**ТЕКСТ УПРАЖНЕНИЯ:**
- - - - - - -
Солдат спецназа отличается от обычного военнослужащего среди прочего еще и тем, что способен на многое в одиночку, не в составе подразделения. Учащийся ешивы часто может расслабиться, находясь вне привычных рамок ешивы, без расписания, без множества голосов друзей вокруг, читающих Талмуд и обсуждающих его.

Один в поле не воин, если только он не прошел специальную подготовку. Раввин Менахем Соловей прошел такую. Речь идет о том, чтобы десятки лет в одиночку, среди окружения, чуждого всему еврейскому и отрицающего идею Б-га, будучи частью этого окружения внешне, сохранять ешиву внутри себя! Если ешива не идет к Соловью, что ж, он создает ее у себя дома. Он в ней единственный ученик, но это не повод расслабляться. Он изучает Талмуд, страницу за страницей, и не просто изучает, что само по себе подвиг, но еще и пишет примечания и объяснения к изучаемым темам. В таких, знаете, обычных школьных тетрадях с «заповедями» советских пионеров на тыльной обложке.
- - - - - - -
**ИСХОДНЫЕ СТРОКИ:**

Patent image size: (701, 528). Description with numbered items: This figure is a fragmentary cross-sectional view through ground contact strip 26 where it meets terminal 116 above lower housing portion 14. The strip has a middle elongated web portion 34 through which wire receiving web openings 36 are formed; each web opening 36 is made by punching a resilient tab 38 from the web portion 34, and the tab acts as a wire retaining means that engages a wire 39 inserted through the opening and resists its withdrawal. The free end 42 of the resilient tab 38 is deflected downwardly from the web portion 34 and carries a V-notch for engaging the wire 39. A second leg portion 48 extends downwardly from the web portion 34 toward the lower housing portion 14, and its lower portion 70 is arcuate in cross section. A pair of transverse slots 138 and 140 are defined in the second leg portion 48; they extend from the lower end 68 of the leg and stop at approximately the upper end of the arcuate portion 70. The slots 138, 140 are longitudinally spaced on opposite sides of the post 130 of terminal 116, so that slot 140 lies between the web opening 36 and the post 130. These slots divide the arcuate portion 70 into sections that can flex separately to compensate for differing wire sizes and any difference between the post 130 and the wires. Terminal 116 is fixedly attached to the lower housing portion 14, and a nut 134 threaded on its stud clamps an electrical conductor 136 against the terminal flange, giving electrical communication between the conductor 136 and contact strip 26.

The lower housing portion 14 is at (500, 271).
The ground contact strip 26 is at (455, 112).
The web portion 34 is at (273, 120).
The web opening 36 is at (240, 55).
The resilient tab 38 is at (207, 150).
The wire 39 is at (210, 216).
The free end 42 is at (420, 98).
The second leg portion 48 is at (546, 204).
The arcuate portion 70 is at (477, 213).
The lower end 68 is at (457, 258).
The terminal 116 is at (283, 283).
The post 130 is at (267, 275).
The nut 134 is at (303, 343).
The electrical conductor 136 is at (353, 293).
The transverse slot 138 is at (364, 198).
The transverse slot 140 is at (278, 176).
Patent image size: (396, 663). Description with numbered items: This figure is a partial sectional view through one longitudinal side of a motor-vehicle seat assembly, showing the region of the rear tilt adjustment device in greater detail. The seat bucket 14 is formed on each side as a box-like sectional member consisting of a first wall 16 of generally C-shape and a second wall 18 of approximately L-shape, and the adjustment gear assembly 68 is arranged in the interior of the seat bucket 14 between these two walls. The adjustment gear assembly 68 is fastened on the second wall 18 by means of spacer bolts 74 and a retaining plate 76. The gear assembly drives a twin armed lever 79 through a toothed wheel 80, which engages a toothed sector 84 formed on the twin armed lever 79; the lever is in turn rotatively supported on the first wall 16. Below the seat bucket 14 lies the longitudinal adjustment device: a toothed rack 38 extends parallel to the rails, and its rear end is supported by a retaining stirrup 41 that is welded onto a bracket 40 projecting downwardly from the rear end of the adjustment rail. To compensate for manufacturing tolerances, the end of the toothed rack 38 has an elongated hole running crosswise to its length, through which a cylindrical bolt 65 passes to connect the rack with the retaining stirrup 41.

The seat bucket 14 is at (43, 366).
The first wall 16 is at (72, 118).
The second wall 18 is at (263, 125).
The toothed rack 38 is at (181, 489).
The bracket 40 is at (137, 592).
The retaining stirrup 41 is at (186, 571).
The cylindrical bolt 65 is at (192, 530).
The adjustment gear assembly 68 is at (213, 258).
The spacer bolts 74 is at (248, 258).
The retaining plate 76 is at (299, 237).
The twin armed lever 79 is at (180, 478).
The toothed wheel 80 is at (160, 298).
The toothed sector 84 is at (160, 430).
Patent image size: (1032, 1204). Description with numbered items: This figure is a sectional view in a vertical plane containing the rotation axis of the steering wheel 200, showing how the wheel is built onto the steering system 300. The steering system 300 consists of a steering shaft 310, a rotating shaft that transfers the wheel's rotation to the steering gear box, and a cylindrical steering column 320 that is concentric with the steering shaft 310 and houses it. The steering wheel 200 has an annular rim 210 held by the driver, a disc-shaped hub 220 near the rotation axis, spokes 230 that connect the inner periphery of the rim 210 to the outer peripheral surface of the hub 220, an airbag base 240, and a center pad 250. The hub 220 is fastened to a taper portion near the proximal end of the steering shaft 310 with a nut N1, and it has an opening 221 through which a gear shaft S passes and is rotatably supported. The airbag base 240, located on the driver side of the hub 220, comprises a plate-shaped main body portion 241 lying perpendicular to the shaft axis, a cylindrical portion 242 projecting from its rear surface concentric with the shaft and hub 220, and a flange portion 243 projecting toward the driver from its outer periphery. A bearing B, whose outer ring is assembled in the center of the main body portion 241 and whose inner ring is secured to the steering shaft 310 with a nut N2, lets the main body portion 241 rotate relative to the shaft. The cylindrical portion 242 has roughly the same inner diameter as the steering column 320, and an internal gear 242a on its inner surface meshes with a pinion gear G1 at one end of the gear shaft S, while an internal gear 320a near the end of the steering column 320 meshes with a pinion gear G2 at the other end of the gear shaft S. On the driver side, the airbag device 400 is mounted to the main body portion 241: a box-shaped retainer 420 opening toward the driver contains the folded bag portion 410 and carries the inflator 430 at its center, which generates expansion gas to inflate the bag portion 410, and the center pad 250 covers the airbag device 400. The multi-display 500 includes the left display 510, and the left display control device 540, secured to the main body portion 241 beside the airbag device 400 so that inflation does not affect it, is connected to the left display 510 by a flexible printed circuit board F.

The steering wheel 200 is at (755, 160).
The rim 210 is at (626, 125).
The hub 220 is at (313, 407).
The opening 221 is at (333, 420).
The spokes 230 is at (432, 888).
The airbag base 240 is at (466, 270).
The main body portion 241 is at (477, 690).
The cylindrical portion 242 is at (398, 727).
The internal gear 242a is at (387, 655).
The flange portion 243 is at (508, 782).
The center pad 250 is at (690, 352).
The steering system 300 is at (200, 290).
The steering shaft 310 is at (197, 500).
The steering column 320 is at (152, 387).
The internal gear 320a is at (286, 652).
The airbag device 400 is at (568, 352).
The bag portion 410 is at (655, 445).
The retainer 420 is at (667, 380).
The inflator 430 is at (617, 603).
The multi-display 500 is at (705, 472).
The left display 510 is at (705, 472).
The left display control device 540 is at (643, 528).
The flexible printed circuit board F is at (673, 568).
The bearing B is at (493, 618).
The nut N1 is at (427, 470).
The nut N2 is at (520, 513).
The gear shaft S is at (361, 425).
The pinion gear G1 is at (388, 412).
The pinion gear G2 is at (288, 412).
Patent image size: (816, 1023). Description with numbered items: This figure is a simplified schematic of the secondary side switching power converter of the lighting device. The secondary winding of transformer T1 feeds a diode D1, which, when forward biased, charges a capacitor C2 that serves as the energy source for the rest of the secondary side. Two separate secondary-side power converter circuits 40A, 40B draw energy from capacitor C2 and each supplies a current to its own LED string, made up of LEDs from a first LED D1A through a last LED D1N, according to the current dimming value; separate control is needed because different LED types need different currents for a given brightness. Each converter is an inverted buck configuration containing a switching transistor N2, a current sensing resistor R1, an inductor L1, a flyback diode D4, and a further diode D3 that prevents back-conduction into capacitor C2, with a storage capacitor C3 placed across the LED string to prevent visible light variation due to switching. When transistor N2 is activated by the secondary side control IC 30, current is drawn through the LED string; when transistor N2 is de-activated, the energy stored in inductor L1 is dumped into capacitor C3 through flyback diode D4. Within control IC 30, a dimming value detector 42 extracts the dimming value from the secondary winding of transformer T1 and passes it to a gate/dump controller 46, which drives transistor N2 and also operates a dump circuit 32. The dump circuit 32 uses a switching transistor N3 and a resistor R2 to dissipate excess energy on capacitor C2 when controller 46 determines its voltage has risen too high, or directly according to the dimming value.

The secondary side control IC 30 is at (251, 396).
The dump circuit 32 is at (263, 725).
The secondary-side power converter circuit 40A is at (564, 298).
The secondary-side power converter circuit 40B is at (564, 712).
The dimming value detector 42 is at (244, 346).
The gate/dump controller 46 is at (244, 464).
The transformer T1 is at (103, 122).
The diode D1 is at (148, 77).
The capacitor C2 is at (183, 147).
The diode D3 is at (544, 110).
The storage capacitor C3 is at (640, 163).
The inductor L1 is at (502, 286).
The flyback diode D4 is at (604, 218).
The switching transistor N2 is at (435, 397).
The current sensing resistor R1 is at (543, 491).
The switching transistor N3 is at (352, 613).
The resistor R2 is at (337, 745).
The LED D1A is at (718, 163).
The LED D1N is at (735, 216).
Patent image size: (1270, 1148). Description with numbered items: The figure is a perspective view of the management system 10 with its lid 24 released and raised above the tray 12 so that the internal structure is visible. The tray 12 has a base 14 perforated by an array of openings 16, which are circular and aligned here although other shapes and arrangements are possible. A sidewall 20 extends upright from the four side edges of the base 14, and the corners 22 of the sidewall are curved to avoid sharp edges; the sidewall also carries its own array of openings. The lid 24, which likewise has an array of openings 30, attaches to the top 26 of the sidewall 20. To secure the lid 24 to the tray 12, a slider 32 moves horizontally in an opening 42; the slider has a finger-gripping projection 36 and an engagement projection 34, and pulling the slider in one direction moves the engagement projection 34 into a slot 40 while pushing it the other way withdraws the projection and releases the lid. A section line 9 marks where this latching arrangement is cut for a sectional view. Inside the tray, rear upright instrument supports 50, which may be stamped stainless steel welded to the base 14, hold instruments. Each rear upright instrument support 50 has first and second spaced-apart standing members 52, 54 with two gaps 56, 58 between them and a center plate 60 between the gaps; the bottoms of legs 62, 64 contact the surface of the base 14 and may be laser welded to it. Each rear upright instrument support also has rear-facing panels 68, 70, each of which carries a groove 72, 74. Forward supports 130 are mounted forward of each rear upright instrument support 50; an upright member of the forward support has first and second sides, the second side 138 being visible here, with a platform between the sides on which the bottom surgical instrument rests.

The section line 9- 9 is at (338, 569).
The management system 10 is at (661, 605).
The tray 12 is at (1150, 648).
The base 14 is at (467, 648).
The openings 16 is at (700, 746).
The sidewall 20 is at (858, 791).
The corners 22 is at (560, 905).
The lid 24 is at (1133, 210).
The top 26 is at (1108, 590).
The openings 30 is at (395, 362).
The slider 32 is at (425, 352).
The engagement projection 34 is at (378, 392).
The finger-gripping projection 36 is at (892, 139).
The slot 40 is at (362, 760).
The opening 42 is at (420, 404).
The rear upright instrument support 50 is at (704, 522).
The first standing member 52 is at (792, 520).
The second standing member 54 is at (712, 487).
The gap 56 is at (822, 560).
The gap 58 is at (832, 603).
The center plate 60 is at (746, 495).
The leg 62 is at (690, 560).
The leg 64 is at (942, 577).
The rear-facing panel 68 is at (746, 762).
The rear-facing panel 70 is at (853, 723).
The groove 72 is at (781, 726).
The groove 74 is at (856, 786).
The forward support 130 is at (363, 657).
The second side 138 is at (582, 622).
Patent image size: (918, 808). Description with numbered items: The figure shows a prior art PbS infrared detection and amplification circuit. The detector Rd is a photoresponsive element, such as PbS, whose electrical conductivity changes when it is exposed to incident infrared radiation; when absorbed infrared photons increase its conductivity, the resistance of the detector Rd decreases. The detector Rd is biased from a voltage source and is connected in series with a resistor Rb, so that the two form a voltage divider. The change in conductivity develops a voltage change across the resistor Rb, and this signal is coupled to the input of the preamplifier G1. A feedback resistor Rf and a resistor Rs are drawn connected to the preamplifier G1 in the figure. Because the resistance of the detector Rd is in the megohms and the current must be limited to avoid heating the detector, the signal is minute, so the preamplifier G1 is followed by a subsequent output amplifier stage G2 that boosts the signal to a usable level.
- - - - - - -
**ЦЕЛЬ ЗАДАНИЯ:**
Продолжите текст о раввине Менахеме Соловье, начав сразу после его последнего предложения.

**РЕЗУЛЬТАТ ЗАДАНИЯ:**
Конечно же, я взялся привести эти записи в тот вид, который превратил бы их в книгу. И все те долгие месяцы, что длилась работа над этими чудесными тетрадями, я ощущал себя присутствующим в самой необычной ешиве в мире: ешиве одного человека. Мы снова открывали большие тома Талмуда и обсуждали различные темы, поднимаемые им. Затем я предлагал правки, добавлял ссылки и корректировал уже существующие, если требовалось. Приглаживал порой необкатанный (да и с кем? где?) иврит, придавая ему более классический для данного рода произведений вид. Изредка позволял себе написать дополнение. Еще реже — соединить примечания, написанные в разные года, но единые по сути своей. Целый год мы учились с раввином Менахемом Соловьем вместе в его маленькой ешиве посреди огромной, красной безбожной страны.

Конец 70-х, ничто не предвещало, что когда-нибудь еврейские мальчики начнут, как их деды, открывать огромные старые фолианты. Как бы он отреагировал, если бы ему показали меня, совсем еще ребенка, без какой-либо ермолки на белесых волосах, и сказали бы: «Он приведет в порядок ваши записи»? Поверил бы он? Изумился бы?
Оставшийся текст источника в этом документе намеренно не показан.